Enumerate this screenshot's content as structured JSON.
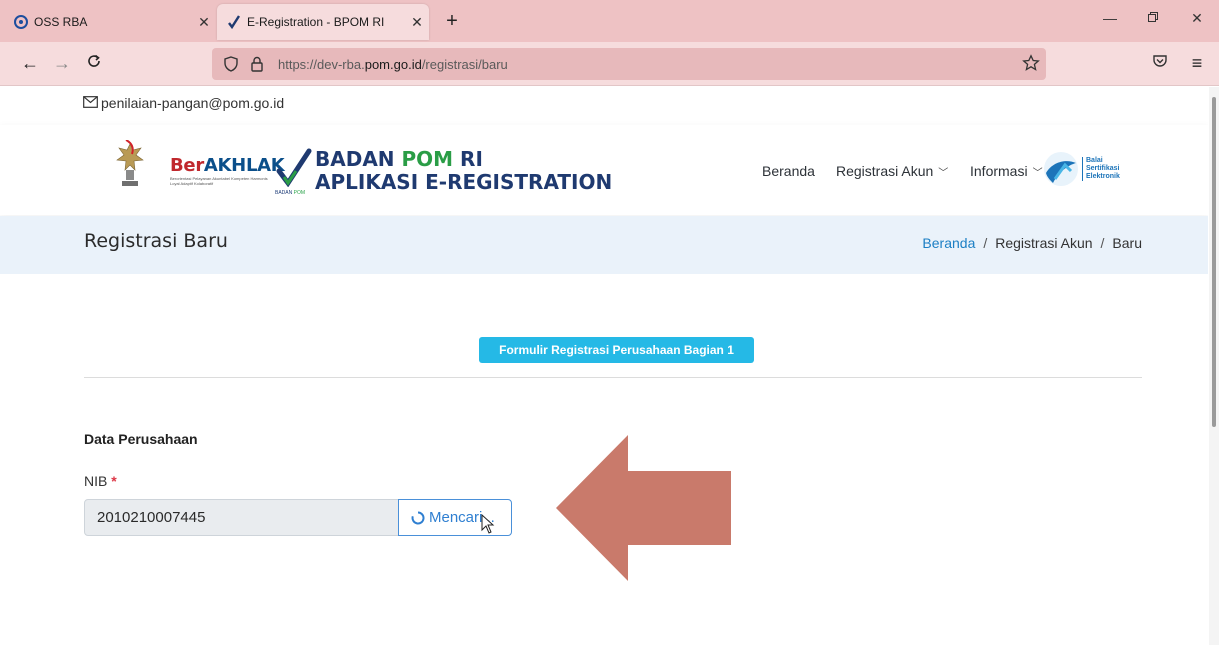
{
  "browser": {
    "tabs": [
      {
        "title": "OSS RBA",
        "active": false
      },
      {
        "title": "E-Registration - BPOM RI",
        "active": true
      }
    ],
    "new_tab_label": "+",
    "url": {
      "prefix": "https://dev-rba.",
      "domain": "pom.go.id",
      "path": "/registrasi/baru"
    }
  },
  "topbar": {
    "email": "penilaian-pangan@pom.go.id"
  },
  "header": {
    "berakhlak": {
      "main_red": "Ber",
      "main_blue": "AKHLAK",
      "tagline": "Berorientasi Pelayanan Akuntabel Kompeten Harmonis Loyal Adaptif Kolaboratif"
    },
    "bpom_small": {
      "a": "BADAN",
      "b": "POM"
    },
    "brand_line1_a": "BADAN ",
    "brand_line1_b": "POM",
    "brand_line1_c": " RI",
    "brand_line2": "APLIKASI E-REGISTRATION",
    "menu": [
      {
        "label": "Beranda",
        "dropdown": false
      },
      {
        "label": "Registrasi Akun",
        "dropdown": true
      },
      {
        "label": "Informasi",
        "dropdown": true
      }
    ],
    "bse": {
      "line1": "Balai",
      "line2": "Sertifikasi",
      "line3": "Elektronik"
    }
  },
  "page_title": "Registrasi Baru",
  "breadcrumb": {
    "items": [
      "Beranda",
      "Registrasi Akun",
      "Baru"
    ],
    "separator": "/"
  },
  "form": {
    "badge": "Formulir Registrasi Perusahaan Bagian 1",
    "section_title": "Data Perusahaan",
    "nib_label": "NIB",
    "required_mark": "*",
    "nib_value": "2010210007445",
    "search_button": "Mencari..."
  },
  "colors": {
    "chrome": "#eec2c4",
    "accent_blue": "#25b9e6",
    "link_blue": "#1c7fc4",
    "annotation_arrow": "#c97a6b",
    "required_red": "#dc3545"
  }
}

» **EXERCISE DIRECTIONS**
Every record above should come back exactly, but without its pictures.

» **RESULT OF THE EXERCISE**
Enumerate this screenshot's content as structured JSON.
{
  "browser": {
    "tabs": [
      {
        "title": "OSS RBA",
        "active": false
      },
      {
        "title": "E-Registration - BPOM RI",
        "active": true
      }
    ],
    "new_tab_label": "+",
    "url": {
      "prefix": "https://dev-rba.",
      "domain": "pom.go.id",
      "path": "/registrasi/baru"
    }
  },
  "topbar": {
    "email": "penilaian-pangan@pom.go.id"
  },
  "header": {
    "berakhlak": {
      "main_red": "Ber",
      "main_blue": "AKHLAK",
      "tagline": "Berorientasi Pelayanan Akuntabel Kompeten Harmonis Loyal Adaptif Kolaboratif"
    },
    "bpom_small": {
      "a": "BADAN",
      "b": "POM"
    },
    "brand_line1_a": "BADAN ",
    "brand_line1_b": "POM",
    "brand_line1_c": " RI",
    "brand_line2": "APLIKASI E-REGISTRATION",
    "menu": [
      {
        "label": "Beranda",
        "dropdown": false
      },
      {
        "label": "Registrasi Akun",
        "dropdown": true
      },
      {
        "label": "Informasi",
        "dropdown": true
      }
    ],
    "bse": {
      "line1": "Balai",
      "line2": "Sertifikasi",
      "line3": "Elektronik"
    }
  },
  "page_title": "Registrasi Baru",
  "breadcrumb": {
    "items": [
      "Beranda",
      "Registrasi Akun",
      "Baru"
    ],
    "separator": "/"
  },
  "form": {
    "badge": "Formulir Registrasi Perusahaan Bagian 1",
    "section_title": "Data Perusahaan",
    "nib_label": "NIB",
    "required_mark": "*",
    "nib_value": "2010210007445",
    "search_button": "Mencari..."
  },
  "colors": {
    "chrome": "#eec2c4",
    "accent_blue": "#25b9e6",
    "link_blue": "#1c7fc4",
    "annotation_arrow": "#c97a6b",
    "required_red": "#dc3545"
  }
}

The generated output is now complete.